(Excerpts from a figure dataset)
────────────────────────────────────────

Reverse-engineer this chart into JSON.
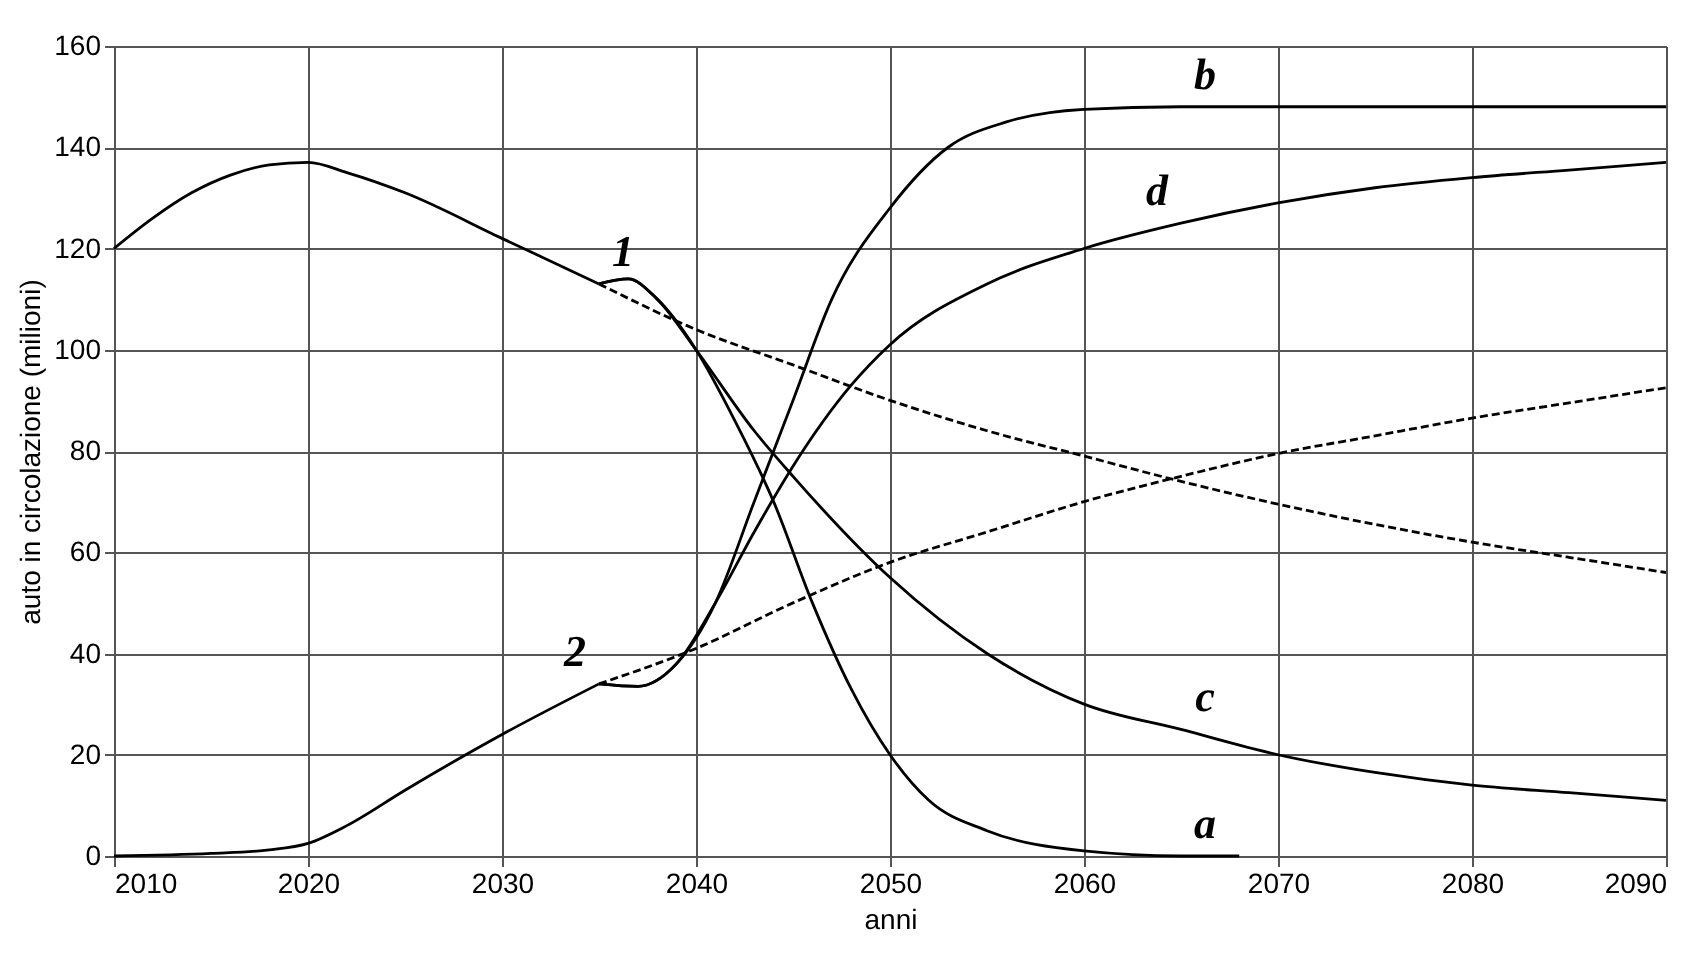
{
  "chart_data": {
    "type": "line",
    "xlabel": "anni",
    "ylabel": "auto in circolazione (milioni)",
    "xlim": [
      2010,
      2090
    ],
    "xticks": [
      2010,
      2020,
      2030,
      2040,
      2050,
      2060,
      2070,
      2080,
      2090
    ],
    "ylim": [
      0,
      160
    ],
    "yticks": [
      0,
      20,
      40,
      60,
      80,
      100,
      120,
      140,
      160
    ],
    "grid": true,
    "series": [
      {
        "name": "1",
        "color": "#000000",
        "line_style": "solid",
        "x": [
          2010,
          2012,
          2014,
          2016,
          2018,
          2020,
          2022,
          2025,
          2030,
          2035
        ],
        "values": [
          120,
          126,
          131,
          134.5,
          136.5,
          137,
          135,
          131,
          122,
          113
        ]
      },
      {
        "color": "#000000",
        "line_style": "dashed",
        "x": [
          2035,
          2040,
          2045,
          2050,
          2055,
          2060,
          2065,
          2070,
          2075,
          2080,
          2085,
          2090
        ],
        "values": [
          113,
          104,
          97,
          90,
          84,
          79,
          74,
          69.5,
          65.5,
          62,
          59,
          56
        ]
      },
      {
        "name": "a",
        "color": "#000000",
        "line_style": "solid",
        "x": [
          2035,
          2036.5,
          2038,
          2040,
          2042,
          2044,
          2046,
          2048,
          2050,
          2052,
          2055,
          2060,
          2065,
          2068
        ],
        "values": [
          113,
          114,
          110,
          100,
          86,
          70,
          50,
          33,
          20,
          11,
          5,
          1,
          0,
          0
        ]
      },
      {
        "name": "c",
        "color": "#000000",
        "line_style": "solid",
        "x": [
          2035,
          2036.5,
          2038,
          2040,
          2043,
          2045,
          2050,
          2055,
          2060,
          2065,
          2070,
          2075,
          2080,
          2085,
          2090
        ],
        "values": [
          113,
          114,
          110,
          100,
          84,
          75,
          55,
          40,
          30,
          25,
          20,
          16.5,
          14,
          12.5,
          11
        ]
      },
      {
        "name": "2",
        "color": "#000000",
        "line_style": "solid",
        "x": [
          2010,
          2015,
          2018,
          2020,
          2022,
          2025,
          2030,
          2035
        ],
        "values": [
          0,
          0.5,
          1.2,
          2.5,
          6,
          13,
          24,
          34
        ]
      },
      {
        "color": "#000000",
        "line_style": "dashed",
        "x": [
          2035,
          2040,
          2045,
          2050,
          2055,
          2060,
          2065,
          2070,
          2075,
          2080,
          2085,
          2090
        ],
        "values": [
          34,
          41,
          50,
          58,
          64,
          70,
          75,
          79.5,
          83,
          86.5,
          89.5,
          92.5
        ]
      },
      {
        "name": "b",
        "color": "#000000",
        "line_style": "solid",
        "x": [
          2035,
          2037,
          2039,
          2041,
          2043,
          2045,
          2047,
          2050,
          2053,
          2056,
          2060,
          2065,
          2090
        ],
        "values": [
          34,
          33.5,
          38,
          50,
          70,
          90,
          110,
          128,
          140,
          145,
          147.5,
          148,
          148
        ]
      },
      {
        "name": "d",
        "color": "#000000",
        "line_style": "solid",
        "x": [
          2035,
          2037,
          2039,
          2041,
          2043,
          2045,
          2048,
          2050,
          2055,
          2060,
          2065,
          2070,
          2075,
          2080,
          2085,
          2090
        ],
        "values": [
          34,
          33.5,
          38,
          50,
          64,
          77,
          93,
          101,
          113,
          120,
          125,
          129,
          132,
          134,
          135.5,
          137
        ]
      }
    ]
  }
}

────────────────────────────────────────

Do this:
Quote every record above exactly, leaving out the pictures.

Task response:
Reverse-engineer this chart into JSON.
{
  "chart_data": {
    "type": "line",
    "xlabel": "anni",
    "ylabel": "auto in circolazione (milioni)",
    "xlim": [
      2010,
      2090
    ],
    "xticks": [
      2010,
      2020,
      2030,
      2040,
      2050,
      2060,
      2070,
      2080,
      2090
    ],
    "ylim": [
      0,
      160
    ],
    "yticks": [
      0,
      20,
      40,
      60,
      80,
      100,
      120,
      140,
      160
    ],
    "grid": true,
    "series": [
      {
        "name": "1",
        "color": "#000000",
        "line_style": "solid",
        "x": [
          2010,
          2012,
          2014,
          2016,
          2018,
          2020,
          2022,
          2025,
          2030,
          2035
        ],
        "values": [
          120,
          126,
          131,
          134.5,
          136.5,
          137,
          135,
          131,
          122,
          113
        ]
      },
      {
        "color": "#000000",
        "line_style": "dashed",
        "x": [
          2035,
          2040,
          2045,
          2050,
          2055,
          2060,
          2065,
          2070,
          2075,
          2080,
          2085,
          2090
        ],
        "values": [
          113,
          104,
          97,
          90,
          84,
          79,
          74,
          69.5,
          65.5,
          62,
          59,
          56
        ]
      },
      {
        "name": "a",
        "color": "#000000",
        "line_style": "solid",
        "x": [
          2035,
          2036.5,
          2038,
          2040,
          2042,
          2044,
          2046,
          2048,
          2050,
          2052,
          2055,
          2060,
          2065,
          2068
        ],
        "values": [
          113,
          114,
          110,
          100,
          86,
          70,
          50,
          33,
          20,
          11,
          5,
          1,
          0,
          0
        ]
      },
      {
        "name": "c",
        "color": "#000000",
        "line_style": "solid",
        "x": [
          2035,
          2036.5,
          2038,
          2040,
          2043,
          2045,
          2050,
          2055,
          2060,
          2065,
          2070,
          2075,
          2080,
          2085,
          2090
        ],
        "values": [
          113,
          114,
          110,
          100,
          84,
          75,
          55,
          40,
          30,
          25,
          20,
          16.5,
          14,
          12.5,
          11
        ]
      },
      {
        "name": "2",
        "color": "#000000",
        "line_style": "solid",
        "x": [
          2010,
          2015,
          2018,
          2020,
          2022,
          2025,
          2030,
          2035
        ],
        "values": [
          0,
          0.5,
          1.2,
          2.5,
          6,
          13,
          24,
          34
        ]
      },
      {
        "color": "#000000",
        "line_style": "dashed",
        "x": [
          2035,
          2040,
          2045,
          2050,
          2055,
          2060,
          2065,
          2070,
          2075,
          2080,
          2085,
          2090
        ],
        "values": [
          34,
          41,
          50,
          58,
          64,
          70,
          75,
          79.5,
          83,
          86.5,
          89.5,
          92.5
        ]
      },
      {
        "name": "b",
        "color": "#000000",
        "line_style": "solid",
        "x": [
          2035,
          2037,
          2039,
          2041,
          2043,
          2045,
          2047,
          2050,
          2053,
          2056,
          2060,
          2065,
          2090
        ],
        "values": [
          34,
          33.5,
          38,
          50,
          70,
          90,
          110,
          128,
          140,
          145,
          147.5,
          148,
          148
        ]
      },
      {
        "name": "d",
        "color": "#000000",
        "line_style": "solid",
        "x": [
          2035,
          2037,
          2039,
          2041,
          2043,
          2045,
          2048,
          2050,
          2055,
          2060,
          2065,
          2070,
          2075,
          2080,
          2085,
          2090
        ],
        "values": [
          34,
          33.5,
          38,
          50,
          64,
          77,
          93,
          101,
          113,
          120,
          125,
          129,
          132,
          134,
          135.5,
          137
        ]
      }
    ]
  }
}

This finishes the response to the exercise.